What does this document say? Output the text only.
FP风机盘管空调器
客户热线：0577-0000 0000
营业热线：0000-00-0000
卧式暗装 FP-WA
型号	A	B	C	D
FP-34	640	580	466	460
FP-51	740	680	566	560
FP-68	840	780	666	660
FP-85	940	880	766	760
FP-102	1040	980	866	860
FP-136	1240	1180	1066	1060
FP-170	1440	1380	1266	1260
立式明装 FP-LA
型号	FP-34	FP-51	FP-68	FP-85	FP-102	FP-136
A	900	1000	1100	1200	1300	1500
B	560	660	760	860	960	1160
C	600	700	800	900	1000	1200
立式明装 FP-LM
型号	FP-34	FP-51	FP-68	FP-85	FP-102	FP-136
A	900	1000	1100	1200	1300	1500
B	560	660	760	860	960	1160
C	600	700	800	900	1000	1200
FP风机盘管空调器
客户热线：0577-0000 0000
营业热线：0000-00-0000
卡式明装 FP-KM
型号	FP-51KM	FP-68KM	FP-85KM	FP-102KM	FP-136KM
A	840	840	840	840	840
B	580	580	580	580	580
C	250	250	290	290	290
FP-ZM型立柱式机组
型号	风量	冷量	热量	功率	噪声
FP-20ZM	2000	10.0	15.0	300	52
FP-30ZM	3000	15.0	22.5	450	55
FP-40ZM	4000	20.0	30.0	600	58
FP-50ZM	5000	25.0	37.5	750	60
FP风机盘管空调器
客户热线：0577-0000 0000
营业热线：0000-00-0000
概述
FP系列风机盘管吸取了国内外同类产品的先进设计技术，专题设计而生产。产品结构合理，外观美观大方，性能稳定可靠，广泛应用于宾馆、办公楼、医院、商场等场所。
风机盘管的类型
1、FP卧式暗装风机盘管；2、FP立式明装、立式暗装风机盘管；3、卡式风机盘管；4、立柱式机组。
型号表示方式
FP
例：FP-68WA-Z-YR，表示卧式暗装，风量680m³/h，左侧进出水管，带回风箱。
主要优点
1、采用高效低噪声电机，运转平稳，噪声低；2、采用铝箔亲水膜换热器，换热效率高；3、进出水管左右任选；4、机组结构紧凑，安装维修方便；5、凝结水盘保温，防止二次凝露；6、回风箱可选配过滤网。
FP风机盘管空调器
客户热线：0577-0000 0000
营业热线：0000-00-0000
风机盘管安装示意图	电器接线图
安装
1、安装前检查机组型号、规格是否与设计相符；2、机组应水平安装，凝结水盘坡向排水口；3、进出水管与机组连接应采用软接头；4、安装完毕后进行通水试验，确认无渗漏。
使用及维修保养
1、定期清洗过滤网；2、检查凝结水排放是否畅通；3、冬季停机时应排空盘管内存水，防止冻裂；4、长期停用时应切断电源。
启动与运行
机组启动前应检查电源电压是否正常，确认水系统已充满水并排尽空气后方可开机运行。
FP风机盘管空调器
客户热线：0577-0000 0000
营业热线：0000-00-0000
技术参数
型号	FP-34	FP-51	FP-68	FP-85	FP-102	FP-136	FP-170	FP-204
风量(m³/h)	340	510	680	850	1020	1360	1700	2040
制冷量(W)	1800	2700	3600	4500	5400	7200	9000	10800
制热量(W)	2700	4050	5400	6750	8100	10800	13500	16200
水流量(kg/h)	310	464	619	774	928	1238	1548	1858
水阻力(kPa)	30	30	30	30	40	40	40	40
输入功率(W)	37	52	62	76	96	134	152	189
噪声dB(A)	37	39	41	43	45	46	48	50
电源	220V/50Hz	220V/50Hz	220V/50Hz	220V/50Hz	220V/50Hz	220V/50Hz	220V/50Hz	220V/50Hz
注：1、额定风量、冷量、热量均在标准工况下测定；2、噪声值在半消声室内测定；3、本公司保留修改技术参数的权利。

Problem to work on: Write all of the records out again exactly.

Written solution:
What does this document say? Output the text only.
FP风机盘管空调器
客户热线：0577-0000 0000
营业热线：0000-00-0000
卧式暗装 FP-WA
型号	A	B	C	D
FP-34	640	580	466	460
FP-51	740	680	566	560
FP-68	840	780	666	660
FP-85	940	880	766	760
FP-102	1040	980	866	860
FP-136	1240	1180	1066	1060
FP-170	1440	1380	1266	1260
立式明装 FP-LA
型号	FP-34	FP-51	FP-68	FP-85	FP-102	FP-136
A	900	1000	1100	1200	1300	1500
B	560	660	760	860	960	1160
C	600	700	800	900	1000	1200
立式明装 FP-LM
型号	FP-34	FP-51	FP-68	FP-85	FP-102	FP-136
A	900	1000	1100	1200	1300	1500
B	560	660	760	860	960	1160
C	600	700	800	900	1000	1200
FP风机盘管空调器
客户热线：0577-0000 0000
营业热线：0000-00-0000
卡式明装 FP-KM
型号	FP-51KM	FP-68KM	FP-85KM	FP-102KM	FP-136KM
A	840	840	840	840	840
B	580	580	580	580	580
C	250	250	290	290	290
FP-ZM型立柱式机组
型号	风量	冷量	热量	功率	噪声
FP-20ZM	2000	10.0	15.0	300	52
FP-30ZM	3000	15.0	22.5	450	55
FP-40ZM	4000	20.0	30.0	600	58
FP-50ZM	5000	25.0	37.5	750	60
FP风机盘管空调器
客户热线：0577-0000 0000
营业热线：0000-00-0000
概述
FP系列风机盘管吸取了国内外同类产品的先进设计技术，专题设计而生产。产品结构合理，外观美观大方，性能稳定可靠，广泛应用于宾馆、办公楼、医院、商场等场所。
风机盘管的类型
1、FP卧式暗装风机盘管；2、FP立式明装、立式暗装风机盘管；3、卡式风机盘管；4、立柱式机组。
型号表示方式
FP
例：FP-68WA-Z-YR，表示卧式暗装，风量680m³/h，左侧进出水管，带回风箱。
主要优点
1、采用高效低噪声电机，运转平稳，噪声低；2、采用铝箔亲水膜换热器，换热效率高；3、进出水管左右任选；4、机组结构紧凑，安装维修方便；5、凝结水盘保温，防止二次凝露；6、回风箱可选配过滤网。
FP风机盘管空调器
客户热线：0577-0000 0000
营业热线：0000-00-0000
风机盘管安装示意图	电器接线图
安装
1、安装前检查机组型号、规格是否与设计相符；2、机组应水平安装，凝结水盘坡向排水口；3、进出水管与机组连接应采用软接头；4、安装完毕后进行通水试验，确认无渗漏。
使用及维修保养
1、定期清洗过滤网；2、检查凝结水排放是否畅通；3、冬季停机时应排空盘管内存水，防止冻裂；4、长期停用时应切断电源。
启动与运行
机组启动前应检查电源电压是否正常，确认水系统已充满水并排尽空气后方可开机运行。
FP风机盘管空调器
客户热线：0577-0000 0000
营业热线：0000-00-0000
技术参数
型号	FP-34	FP-51	FP-68	FP-85	FP-102	FP-136	FP-170	FP-204
风量(m³/h)	340	510	680	850	1020	1360	1700	2040
制冷量(W)	1800	2700	3600	4500	5400	7200	9000	10800
制热量(W)	2700	4050	5400	6750	8100	10800	13500	16200
水流量(kg/h)	310	464	619	774	928	1238	1548	1858
水阻力(kPa)	30	30	30	30	40	40	40	40
输入功率(W)	37	52	62	76	96	134	152	189
噪声dB(A)	37	39	41	43	45	46	48	50
电源	220V/50Hz	220V/50Hz	220V/50Hz	220V/50Hz	220V/50Hz	220V/50Hz	220V/50Hz	220V/50Hz
注：1、额定风量、冷量、热量均在标准工况下测定；2、噪声值在半消声室内测定；3、本公司保留修改技术参数的权利。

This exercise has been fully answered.